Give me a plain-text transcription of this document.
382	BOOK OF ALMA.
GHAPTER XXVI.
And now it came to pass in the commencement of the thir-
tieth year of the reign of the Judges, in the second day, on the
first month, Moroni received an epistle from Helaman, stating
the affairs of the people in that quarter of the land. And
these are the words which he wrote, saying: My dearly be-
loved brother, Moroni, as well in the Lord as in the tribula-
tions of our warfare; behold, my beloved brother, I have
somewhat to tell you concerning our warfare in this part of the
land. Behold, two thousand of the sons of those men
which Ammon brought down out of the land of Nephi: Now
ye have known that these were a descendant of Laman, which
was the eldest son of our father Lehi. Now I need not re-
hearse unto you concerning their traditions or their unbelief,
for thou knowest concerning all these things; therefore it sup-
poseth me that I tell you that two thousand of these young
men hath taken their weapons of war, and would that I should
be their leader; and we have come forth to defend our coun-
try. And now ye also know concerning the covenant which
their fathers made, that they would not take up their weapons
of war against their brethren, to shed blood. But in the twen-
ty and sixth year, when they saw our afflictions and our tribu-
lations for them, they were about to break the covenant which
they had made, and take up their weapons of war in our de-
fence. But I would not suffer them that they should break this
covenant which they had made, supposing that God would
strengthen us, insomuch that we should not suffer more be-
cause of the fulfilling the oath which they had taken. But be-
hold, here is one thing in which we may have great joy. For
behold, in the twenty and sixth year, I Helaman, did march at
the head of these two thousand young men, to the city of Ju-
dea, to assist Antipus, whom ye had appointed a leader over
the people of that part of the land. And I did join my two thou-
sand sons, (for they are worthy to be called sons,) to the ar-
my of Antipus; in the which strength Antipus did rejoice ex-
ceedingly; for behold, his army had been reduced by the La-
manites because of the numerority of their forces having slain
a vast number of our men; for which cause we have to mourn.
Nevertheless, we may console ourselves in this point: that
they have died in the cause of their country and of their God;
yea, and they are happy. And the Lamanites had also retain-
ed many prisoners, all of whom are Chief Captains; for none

____

## WRITTEN INSTRUCTION:
Filter the records above for lines containing the word "whom", and copy those lines.

## TASK RESULT:
dea, to assist Antipus, whom ye had appointed a leader over
ed many prisoners, all of whom are Chief Captains; for none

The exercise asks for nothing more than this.